Your task is to repeat the lines below exactly, excluding any pictures they contain.

_ _ _

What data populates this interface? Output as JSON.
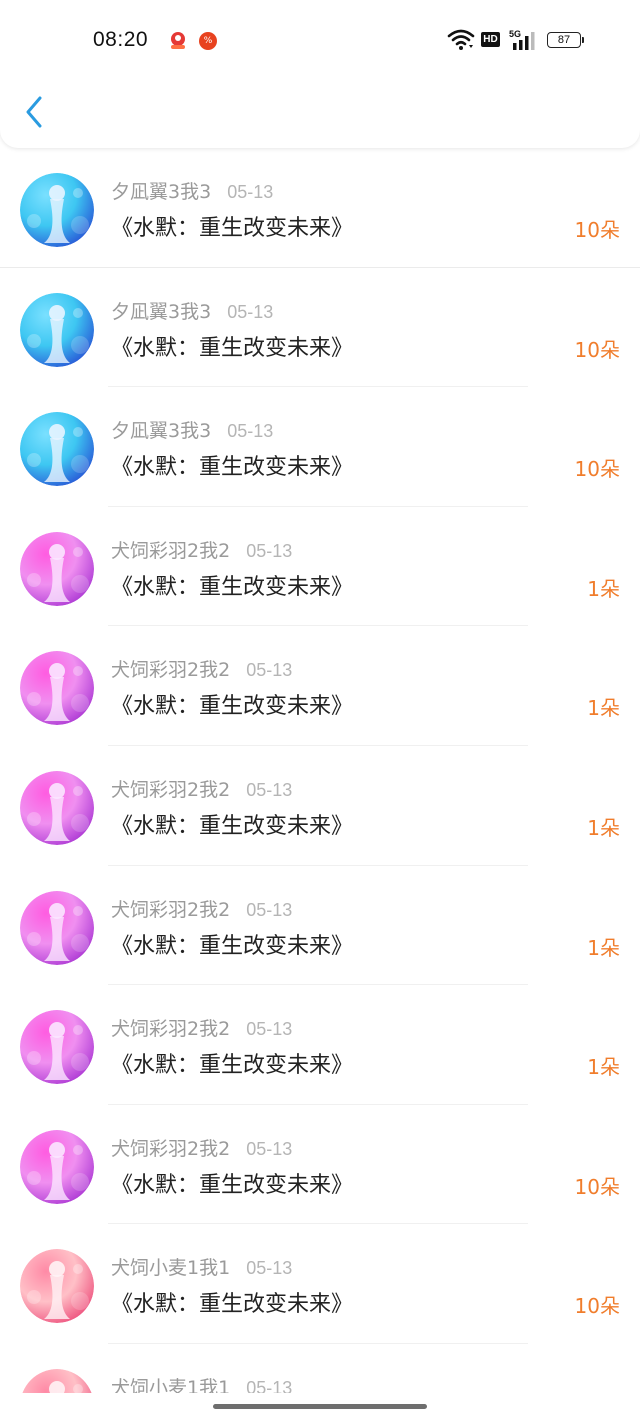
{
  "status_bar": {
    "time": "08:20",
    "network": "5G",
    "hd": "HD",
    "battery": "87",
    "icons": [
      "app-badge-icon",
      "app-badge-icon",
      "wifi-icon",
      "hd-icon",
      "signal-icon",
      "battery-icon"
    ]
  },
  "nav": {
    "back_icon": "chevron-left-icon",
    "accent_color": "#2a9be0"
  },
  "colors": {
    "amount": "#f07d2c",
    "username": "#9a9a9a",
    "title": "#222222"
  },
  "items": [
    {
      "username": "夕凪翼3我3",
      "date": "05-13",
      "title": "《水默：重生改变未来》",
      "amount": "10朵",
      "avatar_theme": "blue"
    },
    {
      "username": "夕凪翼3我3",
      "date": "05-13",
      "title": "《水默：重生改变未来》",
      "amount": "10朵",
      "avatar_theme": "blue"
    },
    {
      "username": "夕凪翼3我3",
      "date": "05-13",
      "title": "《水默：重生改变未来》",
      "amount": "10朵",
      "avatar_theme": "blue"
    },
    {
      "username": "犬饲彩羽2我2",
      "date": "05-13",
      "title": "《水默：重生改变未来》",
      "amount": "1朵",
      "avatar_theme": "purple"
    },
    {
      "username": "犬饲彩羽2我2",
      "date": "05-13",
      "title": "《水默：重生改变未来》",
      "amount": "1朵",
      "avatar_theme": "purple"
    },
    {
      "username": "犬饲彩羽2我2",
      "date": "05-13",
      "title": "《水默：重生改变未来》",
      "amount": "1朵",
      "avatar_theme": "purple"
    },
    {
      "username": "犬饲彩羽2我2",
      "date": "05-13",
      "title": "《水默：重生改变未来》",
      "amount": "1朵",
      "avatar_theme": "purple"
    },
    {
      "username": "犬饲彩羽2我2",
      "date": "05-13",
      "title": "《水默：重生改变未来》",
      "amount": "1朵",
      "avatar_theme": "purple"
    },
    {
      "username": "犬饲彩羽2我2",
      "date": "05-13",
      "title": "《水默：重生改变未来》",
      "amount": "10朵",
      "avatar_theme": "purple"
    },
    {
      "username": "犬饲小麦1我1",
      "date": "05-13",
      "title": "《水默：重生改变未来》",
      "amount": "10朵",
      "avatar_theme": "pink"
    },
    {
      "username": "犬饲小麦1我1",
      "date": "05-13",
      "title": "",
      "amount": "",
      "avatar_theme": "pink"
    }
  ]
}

_ _ _

Solution:
What data populates this interface? Output as JSON.
{
  "status_bar": {
    "time": "08:20",
    "network": "5G",
    "hd": "HD",
    "battery": "87",
    "icons": [
      "app-badge-icon",
      "app-badge-icon",
      "wifi-icon",
      "hd-icon",
      "signal-icon",
      "battery-icon"
    ]
  },
  "nav": {
    "back_icon": "chevron-left-icon",
    "accent_color": "#2a9be0"
  },
  "colors": {
    "amount": "#f07d2c",
    "username": "#9a9a9a",
    "title": "#222222"
  },
  "items": [
    {
      "username": "夕凪翼3我3",
      "date": "05-13",
      "title": "《水默：重生改变未来》",
      "amount": "10朵",
      "avatar_theme": "blue"
    },
    {
      "username": "夕凪翼3我3",
      "date": "05-13",
      "title": "《水默：重生改变未来》",
      "amount": "10朵",
      "avatar_theme": "blue"
    },
    {
      "username": "夕凪翼3我3",
      "date": "05-13",
      "title": "《水默：重生改变未来》",
      "amount": "10朵",
      "avatar_theme": "blue"
    },
    {
      "username": "犬饲彩羽2我2",
      "date": "05-13",
      "title": "《水默：重生改变未来》",
      "amount": "1朵",
      "avatar_theme": "purple"
    },
    {
      "username": "犬饲彩羽2我2",
      "date": "05-13",
      "title": "《水默：重生改变未来》",
      "amount": "1朵",
      "avatar_theme": "purple"
    },
    {
      "username": "犬饲彩羽2我2",
      "date": "05-13",
      "title": "《水默：重生改变未来》",
      "amount": "1朵",
      "avatar_theme": "purple"
    },
    {
      "username": "犬饲彩羽2我2",
      "date": "05-13",
      "title": "《水默：重生改变未来》",
      "amount": "1朵",
      "avatar_theme": "purple"
    },
    {
      "username": "犬饲彩羽2我2",
      "date": "05-13",
      "title": "《水默：重生改变未来》",
      "amount": "1朵",
      "avatar_theme": "purple"
    },
    {
      "username": "犬饲彩羽2我2",
      "date": "05-13",
      "title": "《水默：重生改变未来》",
      "amount": "10朵",
      "avatar_theme": "purple"
    },
    {
      "username": "犬饲小麦1我1",
      "date": "05-13",
      "title": "《水默：重生改变未来》",
      "amount": "10朵",
      "avatar_theme": "pink"
    },
    {
      "username": "犬饲小麦1我1",
      "date": "05-13",
      "title": "",
      "amount": "",
      "avatar_theme": "pink"
    }
  ]
}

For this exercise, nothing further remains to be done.